Written task:
List each line of the data that holds the string "from".

Exercise input:
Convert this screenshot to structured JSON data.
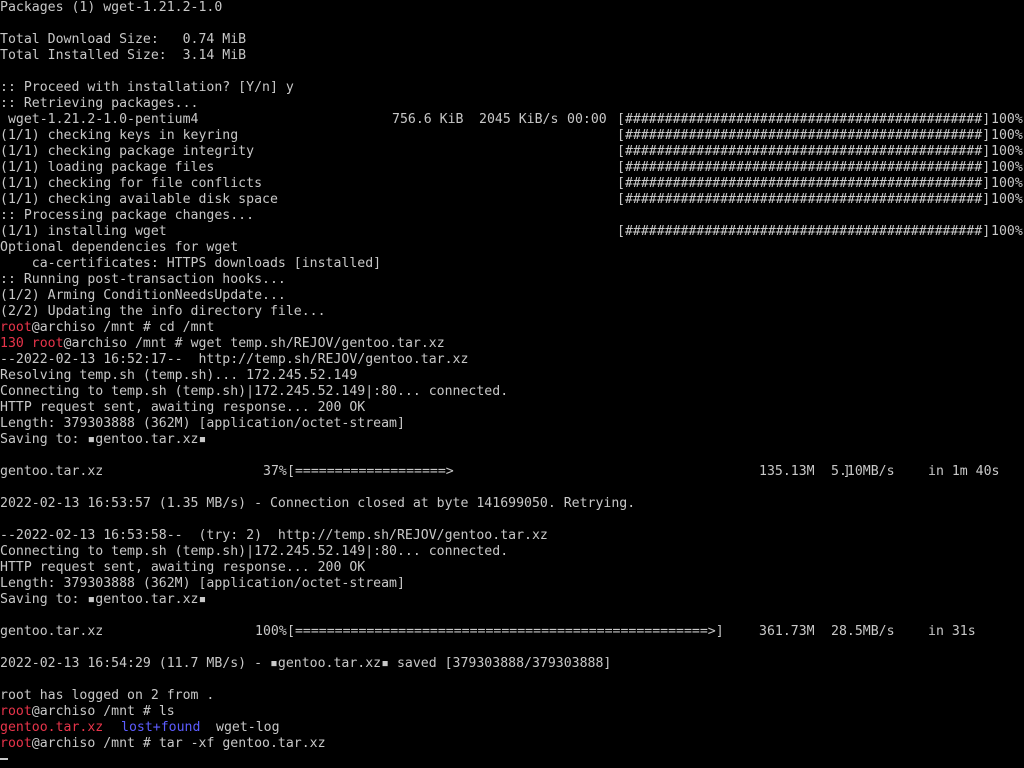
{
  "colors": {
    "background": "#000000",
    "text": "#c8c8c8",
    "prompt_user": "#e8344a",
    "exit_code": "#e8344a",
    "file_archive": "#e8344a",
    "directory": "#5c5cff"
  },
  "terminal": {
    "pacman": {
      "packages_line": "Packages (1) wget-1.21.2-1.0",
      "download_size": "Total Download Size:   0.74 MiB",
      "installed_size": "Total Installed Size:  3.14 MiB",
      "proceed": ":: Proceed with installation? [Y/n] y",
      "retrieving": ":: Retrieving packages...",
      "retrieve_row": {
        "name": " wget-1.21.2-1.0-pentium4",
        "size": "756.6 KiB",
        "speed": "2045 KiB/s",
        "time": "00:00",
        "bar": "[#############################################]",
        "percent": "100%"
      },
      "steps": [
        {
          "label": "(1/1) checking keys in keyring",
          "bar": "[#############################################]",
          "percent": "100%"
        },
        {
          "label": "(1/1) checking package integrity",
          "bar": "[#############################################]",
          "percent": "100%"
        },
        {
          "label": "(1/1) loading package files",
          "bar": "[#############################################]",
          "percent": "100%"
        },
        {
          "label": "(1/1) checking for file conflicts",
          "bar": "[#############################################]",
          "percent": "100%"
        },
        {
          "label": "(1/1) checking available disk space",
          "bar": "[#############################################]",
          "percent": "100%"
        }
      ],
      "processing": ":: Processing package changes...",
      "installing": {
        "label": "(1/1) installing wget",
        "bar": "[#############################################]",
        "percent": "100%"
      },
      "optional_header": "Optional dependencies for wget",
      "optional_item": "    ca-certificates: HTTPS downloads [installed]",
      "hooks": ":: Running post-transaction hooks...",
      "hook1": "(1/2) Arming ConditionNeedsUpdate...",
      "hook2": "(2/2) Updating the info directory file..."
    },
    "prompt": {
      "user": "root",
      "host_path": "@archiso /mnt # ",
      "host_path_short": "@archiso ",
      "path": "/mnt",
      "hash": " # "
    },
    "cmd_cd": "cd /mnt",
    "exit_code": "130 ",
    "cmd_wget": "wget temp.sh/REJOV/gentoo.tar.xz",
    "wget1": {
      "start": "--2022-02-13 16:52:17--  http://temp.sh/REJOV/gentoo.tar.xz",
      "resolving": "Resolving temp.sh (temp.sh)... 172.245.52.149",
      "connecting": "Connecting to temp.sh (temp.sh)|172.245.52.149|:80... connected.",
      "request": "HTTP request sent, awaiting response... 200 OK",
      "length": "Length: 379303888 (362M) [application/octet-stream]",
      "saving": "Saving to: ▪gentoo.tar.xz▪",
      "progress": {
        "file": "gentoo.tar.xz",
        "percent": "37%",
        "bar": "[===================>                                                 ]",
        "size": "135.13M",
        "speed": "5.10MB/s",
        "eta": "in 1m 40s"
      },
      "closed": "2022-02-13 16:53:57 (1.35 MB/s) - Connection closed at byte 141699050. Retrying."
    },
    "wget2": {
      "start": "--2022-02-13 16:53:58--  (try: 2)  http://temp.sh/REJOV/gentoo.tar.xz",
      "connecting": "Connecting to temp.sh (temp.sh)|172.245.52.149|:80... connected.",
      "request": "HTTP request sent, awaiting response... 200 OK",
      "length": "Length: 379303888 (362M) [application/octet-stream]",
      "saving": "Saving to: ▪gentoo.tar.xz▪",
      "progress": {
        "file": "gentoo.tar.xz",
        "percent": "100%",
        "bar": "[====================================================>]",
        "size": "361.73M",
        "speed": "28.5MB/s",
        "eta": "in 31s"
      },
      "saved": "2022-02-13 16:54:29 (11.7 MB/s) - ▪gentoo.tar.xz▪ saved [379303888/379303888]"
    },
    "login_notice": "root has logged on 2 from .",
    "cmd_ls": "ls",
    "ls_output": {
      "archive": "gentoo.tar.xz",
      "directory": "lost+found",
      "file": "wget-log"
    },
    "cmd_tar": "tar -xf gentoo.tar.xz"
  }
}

* * *

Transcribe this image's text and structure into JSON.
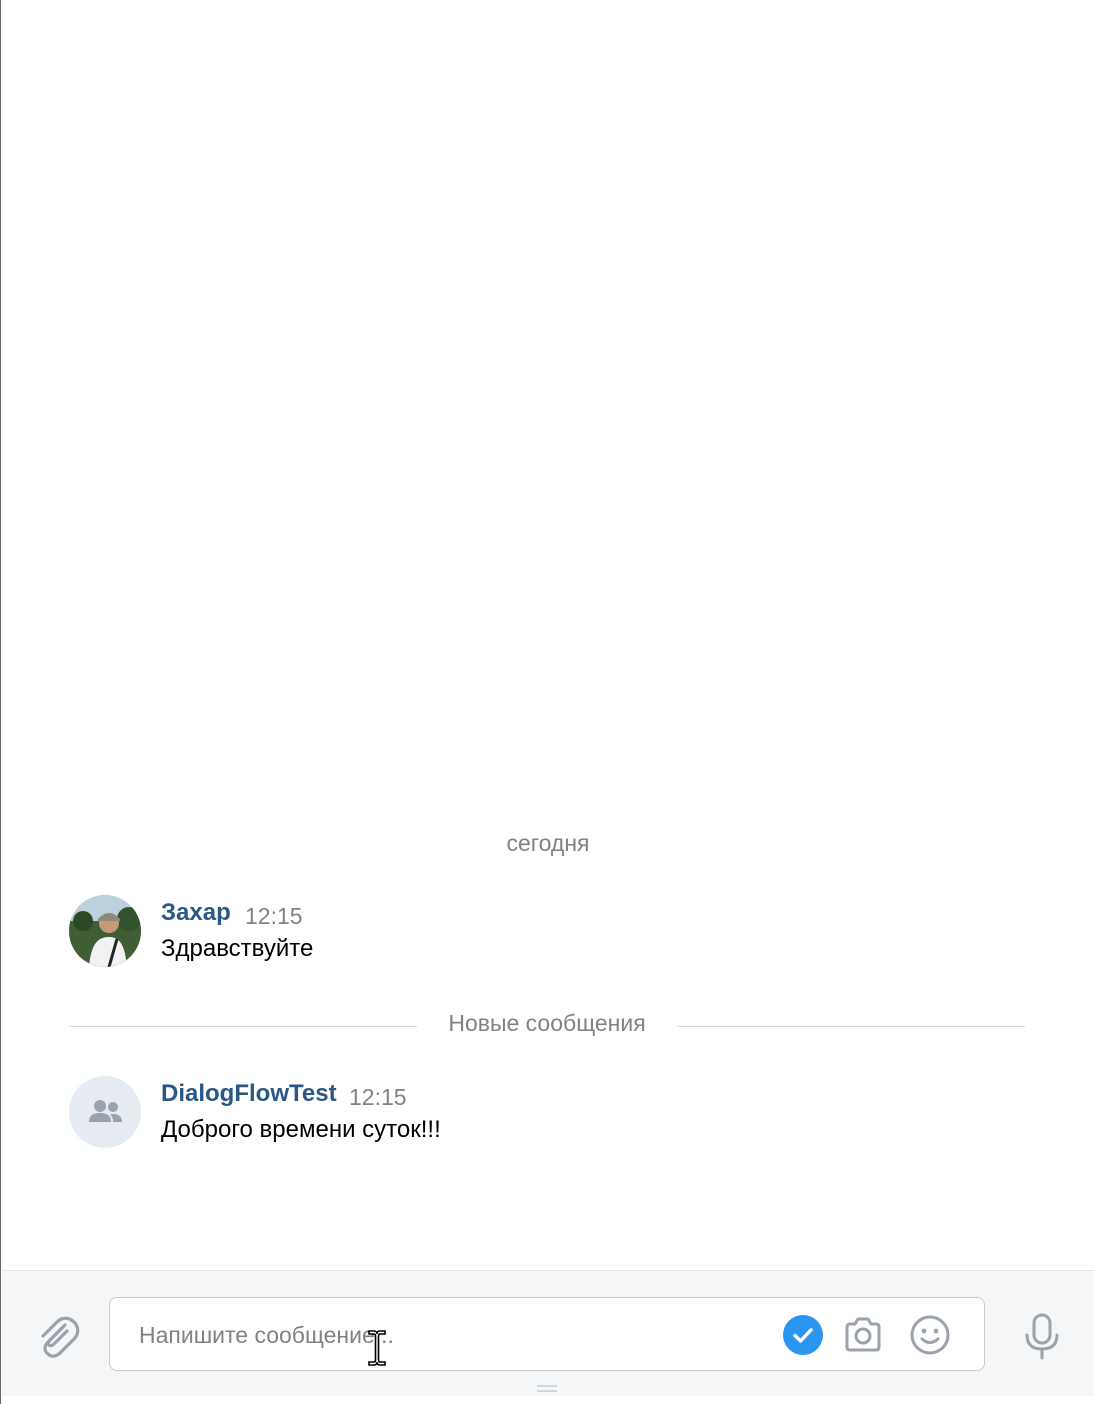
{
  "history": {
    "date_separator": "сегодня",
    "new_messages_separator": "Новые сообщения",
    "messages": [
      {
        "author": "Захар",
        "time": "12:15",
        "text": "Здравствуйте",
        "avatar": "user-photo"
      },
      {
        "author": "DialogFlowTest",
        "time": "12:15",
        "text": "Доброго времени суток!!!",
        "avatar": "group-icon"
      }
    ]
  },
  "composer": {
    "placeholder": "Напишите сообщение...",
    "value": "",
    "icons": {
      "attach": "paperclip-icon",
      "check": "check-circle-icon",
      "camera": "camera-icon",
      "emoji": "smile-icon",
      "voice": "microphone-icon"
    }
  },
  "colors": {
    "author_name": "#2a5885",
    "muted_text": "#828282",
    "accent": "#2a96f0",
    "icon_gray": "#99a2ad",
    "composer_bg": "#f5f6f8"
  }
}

---

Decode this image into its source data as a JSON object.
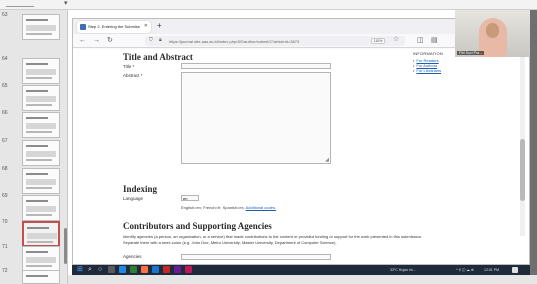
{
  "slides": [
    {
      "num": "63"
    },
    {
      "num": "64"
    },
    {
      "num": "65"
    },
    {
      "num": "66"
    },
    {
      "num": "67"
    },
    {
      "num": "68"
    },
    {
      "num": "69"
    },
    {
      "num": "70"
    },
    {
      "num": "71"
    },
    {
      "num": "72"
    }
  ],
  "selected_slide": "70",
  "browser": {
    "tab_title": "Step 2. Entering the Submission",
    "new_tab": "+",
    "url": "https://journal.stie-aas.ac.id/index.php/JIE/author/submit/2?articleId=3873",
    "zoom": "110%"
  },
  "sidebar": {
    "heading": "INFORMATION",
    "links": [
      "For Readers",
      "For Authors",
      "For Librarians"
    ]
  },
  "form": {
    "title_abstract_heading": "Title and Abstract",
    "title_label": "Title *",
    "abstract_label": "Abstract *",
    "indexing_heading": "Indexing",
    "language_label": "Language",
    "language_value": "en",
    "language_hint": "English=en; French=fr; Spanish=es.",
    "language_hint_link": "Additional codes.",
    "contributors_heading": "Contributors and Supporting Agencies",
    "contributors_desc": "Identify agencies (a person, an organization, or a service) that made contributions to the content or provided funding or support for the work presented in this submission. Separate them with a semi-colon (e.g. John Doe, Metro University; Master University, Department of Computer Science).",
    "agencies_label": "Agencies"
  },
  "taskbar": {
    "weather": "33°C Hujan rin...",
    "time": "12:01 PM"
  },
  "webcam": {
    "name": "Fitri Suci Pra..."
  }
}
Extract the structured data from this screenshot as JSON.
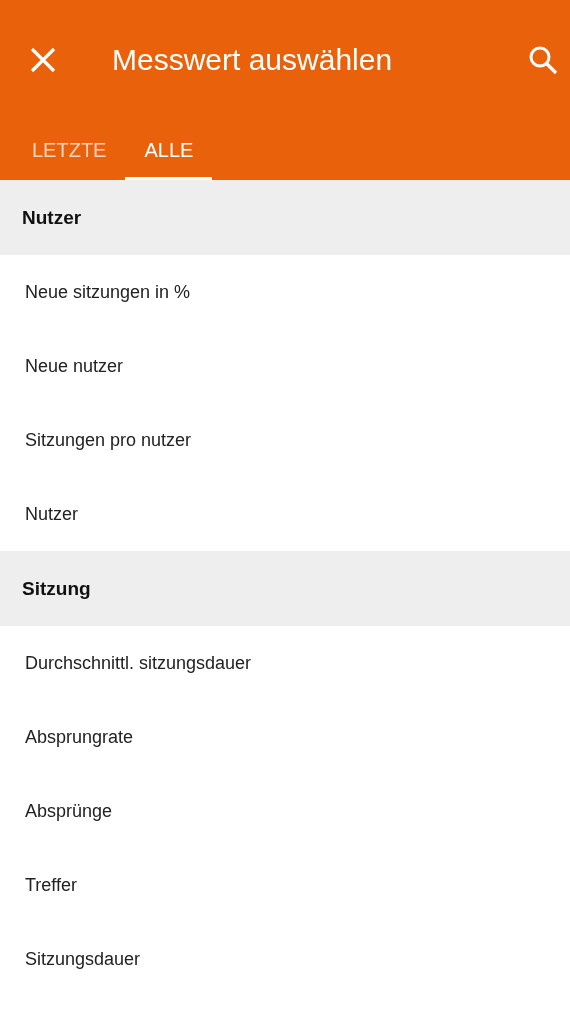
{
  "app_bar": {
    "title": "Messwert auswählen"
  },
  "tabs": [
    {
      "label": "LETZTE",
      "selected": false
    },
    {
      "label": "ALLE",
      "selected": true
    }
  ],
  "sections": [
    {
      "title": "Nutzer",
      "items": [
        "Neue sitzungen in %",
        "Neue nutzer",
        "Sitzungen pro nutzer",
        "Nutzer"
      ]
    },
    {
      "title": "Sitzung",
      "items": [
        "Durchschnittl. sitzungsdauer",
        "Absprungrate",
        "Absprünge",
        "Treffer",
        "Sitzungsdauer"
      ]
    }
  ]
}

Output below:
    "login_notice": "root has logged on 2 from .",
Extract the structured data from this screenshot as JSON.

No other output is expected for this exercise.